__STATED PROBLEM__
Filter these entries, keeping only lines that hold the word "JSON".

__INPUT ROWS__
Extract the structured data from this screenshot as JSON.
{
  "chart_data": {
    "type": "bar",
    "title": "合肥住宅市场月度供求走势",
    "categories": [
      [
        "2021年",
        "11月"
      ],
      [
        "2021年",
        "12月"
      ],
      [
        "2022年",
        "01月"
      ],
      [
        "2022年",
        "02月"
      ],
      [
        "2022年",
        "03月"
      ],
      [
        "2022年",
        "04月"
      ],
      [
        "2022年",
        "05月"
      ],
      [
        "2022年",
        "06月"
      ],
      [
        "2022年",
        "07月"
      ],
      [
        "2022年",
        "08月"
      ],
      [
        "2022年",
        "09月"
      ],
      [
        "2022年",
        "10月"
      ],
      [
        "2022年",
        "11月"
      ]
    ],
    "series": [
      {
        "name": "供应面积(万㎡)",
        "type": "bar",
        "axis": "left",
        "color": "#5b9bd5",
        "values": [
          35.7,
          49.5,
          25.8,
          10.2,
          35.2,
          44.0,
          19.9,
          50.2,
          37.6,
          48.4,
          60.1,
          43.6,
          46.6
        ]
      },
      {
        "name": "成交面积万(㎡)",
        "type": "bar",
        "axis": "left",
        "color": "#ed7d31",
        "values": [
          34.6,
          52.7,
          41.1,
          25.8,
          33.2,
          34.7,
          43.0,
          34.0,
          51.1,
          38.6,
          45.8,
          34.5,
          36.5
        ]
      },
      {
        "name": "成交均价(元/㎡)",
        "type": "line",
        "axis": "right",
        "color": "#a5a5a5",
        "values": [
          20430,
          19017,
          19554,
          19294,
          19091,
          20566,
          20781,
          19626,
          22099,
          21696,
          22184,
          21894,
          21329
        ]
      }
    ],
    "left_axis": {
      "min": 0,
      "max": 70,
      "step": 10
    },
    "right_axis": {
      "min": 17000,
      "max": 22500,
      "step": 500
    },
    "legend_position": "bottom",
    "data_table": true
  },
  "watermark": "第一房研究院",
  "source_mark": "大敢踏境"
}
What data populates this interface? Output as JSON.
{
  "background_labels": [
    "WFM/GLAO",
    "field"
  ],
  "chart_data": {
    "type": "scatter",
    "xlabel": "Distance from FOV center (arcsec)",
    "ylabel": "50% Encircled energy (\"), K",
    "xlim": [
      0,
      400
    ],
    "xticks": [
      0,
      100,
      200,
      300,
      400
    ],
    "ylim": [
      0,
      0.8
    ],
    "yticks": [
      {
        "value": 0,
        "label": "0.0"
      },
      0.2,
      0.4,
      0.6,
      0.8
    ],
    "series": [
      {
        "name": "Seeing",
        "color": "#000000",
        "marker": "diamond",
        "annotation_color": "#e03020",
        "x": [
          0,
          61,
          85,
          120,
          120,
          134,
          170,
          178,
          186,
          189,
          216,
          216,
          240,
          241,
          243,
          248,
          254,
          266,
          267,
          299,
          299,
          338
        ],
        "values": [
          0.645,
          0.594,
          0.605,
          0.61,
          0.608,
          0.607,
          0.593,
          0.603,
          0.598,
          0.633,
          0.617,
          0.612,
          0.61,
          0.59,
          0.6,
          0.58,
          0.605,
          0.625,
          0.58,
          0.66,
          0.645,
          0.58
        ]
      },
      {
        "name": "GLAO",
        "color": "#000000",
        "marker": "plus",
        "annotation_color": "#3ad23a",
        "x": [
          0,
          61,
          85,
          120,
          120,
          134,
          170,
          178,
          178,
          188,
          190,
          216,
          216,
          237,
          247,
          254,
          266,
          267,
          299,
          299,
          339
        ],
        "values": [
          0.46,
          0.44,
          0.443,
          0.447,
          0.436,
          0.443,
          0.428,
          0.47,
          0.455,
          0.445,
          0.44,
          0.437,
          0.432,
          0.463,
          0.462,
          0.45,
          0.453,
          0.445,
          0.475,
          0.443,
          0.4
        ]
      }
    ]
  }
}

__RESPONSE BELOW__
Extract the structured data from this screenshot as JSON.
What data populates this interface? Output as JSON.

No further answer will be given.